▸ Textauszug
+--

Einer der Themenkomplexe, der in Flaka Halitis Arbeit immer wieder durchscheint und einen zentralen Aspekt einnimmt sind Grenzen und Abgrenzungen. Die Künstlerin beantwortete uns anlässlich der Eröffnung der Ausstellung „tea towels have something to do with tea“ in der Galerie Rüdiger Schöttle ein paar Fragen.

Untitled-1

Flaka Haliti, © Flaka Haliti.

gallerytalk.net:In der aktuellen Ausstellung bespielst Du die Wände des Raumes mit einer Tapete, die an die grau-weißen Karos einer leeren Photoshop-Datei erinnern. Könnte man das als einen Versuch sehen, die Grenzen zwischen dem Digitalen und der analogen Realität zu überwinden?

Flaka Haliti: Ja und nein… In vielen meiner neueren, großformatigen Installationen versuche ich, etwas zu erschaffen, bei dem der Besucher eine Veränderung zwischen einem virtuellen, zweidimensionalem Bild und einer räumlichen, dreidimensionalen Präsentation erleben und erkennen kann. Ich biete eine, auf gewisse Art, irritierende Form der Wahrnehmung an, die sich mit Sehnsüchten und Gefühlen auseinandersetzt. Was ist in einem gegebenen Raum erlaubt, was kann man erfahren. Gleichzeitig mochte ich die Idee, dass das Programm „Photoshop“ dieses Muster, weiße und graue Quadrate, für eine leere Fläche bereithält, für einen leeren, nicht physischen Pixel-Raum. Was man sieht, ist eine Darstellung des Nichts, eine leere, unbeschriebene Datei. Ein Bild, das eben kein Bild ist! Und für mich ergab sich da auch eine Verbindung zum konkreten Niemandsland, dem tatsächlichen Bereich zwischen zwei physischen Ländergrenzen. Ein Bereich der zu „Niemandem“ gehören soll, der keiner menschlichen oder gesellschaftlichen Herrschaft untersteht, keiner territorialen Souveränität. Und da stellt sich wiederum die Frage: Welchen Effekt hat dies auf dessen physische Wirkung. Ist das ein Raum, bei dem das Verhältnis zwischen den Territorien aus der Balance ist, dem der klare Referenzpunkt fehlt? Und ist dieser Raum weniger „sicher“ oder nicht?

SALTS_FHaliti_2016-05_MG_2472_canonical

Flaka Haliti, My Gravity Slipped Away, Installationsansicht bei SALTS Birsfelden, © Gunnar Meier Photography, courtesy SALTS und die Künstlerin.

+--

▸ Vorliegende Angaben
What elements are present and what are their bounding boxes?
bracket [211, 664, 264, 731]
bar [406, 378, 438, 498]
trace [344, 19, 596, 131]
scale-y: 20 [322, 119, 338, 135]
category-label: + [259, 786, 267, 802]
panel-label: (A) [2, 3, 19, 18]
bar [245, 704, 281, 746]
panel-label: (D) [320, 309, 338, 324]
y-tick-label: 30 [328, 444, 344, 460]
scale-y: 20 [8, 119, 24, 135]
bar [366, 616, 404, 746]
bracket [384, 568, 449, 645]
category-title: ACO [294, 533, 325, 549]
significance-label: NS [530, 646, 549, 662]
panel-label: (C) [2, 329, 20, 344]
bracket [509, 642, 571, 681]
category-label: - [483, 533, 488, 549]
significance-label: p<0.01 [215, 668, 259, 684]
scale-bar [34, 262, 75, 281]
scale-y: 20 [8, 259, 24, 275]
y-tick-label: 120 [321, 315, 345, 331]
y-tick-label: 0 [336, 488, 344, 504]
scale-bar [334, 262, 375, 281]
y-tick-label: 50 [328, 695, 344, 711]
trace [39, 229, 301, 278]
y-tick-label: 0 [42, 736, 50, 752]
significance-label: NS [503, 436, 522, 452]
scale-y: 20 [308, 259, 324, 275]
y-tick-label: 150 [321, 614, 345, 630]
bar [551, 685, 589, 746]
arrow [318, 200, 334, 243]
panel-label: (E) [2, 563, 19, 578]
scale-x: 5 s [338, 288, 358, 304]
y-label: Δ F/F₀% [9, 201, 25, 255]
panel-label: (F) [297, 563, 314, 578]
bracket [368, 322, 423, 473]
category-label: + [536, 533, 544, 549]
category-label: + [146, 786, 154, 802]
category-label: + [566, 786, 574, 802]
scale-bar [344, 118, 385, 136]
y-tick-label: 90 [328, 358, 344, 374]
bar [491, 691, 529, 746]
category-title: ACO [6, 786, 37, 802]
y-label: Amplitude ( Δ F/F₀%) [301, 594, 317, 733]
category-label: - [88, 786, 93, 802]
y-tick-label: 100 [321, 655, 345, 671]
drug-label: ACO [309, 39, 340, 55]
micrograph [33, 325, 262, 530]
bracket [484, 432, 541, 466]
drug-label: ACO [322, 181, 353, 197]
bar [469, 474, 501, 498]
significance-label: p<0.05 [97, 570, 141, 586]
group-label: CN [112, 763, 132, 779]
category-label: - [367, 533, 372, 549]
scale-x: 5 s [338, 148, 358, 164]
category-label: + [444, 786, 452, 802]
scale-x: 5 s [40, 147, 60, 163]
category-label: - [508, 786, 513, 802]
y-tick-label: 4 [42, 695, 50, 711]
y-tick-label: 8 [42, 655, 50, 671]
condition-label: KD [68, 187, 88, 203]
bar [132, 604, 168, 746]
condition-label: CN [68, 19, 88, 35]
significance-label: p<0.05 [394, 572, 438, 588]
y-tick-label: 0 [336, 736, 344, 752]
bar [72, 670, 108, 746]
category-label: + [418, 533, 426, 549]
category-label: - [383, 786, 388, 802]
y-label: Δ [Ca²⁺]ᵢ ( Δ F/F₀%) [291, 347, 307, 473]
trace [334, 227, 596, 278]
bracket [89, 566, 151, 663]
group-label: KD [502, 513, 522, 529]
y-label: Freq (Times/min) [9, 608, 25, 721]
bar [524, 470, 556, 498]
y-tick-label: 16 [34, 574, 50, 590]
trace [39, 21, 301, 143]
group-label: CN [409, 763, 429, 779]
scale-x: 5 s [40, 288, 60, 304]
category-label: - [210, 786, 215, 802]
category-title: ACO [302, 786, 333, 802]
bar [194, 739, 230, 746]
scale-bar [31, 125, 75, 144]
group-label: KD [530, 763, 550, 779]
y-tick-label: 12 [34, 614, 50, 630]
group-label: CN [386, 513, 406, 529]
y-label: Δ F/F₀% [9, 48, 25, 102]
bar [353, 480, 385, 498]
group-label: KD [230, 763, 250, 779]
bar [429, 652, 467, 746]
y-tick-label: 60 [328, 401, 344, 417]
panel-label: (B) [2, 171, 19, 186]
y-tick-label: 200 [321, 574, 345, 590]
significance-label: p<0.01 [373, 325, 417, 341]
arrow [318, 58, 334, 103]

+--

▸ Arbeitsaufträge
• A. Gib den Abschnitt aus dem Interview mit Flaka Haliti wortgetreu wieder, beginnend bei "SALTS_FHaliti_2016-05_MG_2472_canonical" und endend bei "und die Künstlerin.".
• B. Beantworte anhand des Interviews mit Flaka Haliti die folgenden Fragen.
(i) In welcher Galerie wurde die Ausstellung „tea towels have something to do with tea“ eröffnet?
(ii) An welches Muster erinnert die Tapete an den Wänden des Ausstellungsraumes?
(iii) Mit welchem konkreten Bereich sieht die Künstlerin eine Verbindung zur leeren, unbeschriebenen Datei?

▸ Lösungen der Aufgaben
• A.
SALTS_FHaliti_2016-05_MG_2472_canonical

Flaka Haliti, My Gravity Slipped Away, Installationsansicht bei SALTS Birsfelden, © Gunnar Meier Photography, courtesy SALTS und die Künstlerin.

• B.
(i) In der Galerie Rüdiger Schöttle.
(ii) An die grau-weißen Karos einer leeren Photoshop-Datei.
(iii) Mit dem konkreten Niemandsland, dem tatsächlichen Bereich zwischen zwei physischen Ländergrenzen.